* BEGIN MATERIAL PROVIDED *

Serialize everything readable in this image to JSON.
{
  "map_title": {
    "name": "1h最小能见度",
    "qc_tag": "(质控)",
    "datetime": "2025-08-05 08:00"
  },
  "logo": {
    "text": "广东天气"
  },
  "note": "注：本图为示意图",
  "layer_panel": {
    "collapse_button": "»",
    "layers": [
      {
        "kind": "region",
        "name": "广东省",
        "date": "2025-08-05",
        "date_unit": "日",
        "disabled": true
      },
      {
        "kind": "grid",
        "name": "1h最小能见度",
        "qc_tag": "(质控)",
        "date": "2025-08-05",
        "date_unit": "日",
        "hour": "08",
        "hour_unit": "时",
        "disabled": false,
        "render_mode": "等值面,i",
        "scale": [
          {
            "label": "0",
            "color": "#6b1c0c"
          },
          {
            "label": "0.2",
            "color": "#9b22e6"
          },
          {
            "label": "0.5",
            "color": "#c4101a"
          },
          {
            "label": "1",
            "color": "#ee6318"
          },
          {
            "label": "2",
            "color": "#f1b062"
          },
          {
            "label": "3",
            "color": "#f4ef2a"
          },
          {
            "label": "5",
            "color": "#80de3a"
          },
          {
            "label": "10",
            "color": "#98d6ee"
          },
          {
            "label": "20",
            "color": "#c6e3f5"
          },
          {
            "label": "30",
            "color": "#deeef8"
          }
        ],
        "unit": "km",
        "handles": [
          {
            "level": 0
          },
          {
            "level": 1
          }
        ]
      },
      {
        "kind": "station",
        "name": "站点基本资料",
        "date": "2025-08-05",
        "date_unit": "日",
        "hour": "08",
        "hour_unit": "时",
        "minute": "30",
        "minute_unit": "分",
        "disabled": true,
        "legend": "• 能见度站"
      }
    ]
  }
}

* END MATERIAL PROVIDED *

**EXERCISE DESCRIPTION**: Copy out every line of the listing that contains the string "color".

**ANSWER FOR THE TASK**:
            "color": "#6b1c0c"
            "color": "#9b22e6"
            "color": "#c4101a"
            "color": "#ee6318"
            "color": "#f1b062"
            "color": "#f4ef2a"
            "color": "#80de3a"
            "color": "#98d6ee"
            "color": "#c6e3f5"
            "color": "#deeef8"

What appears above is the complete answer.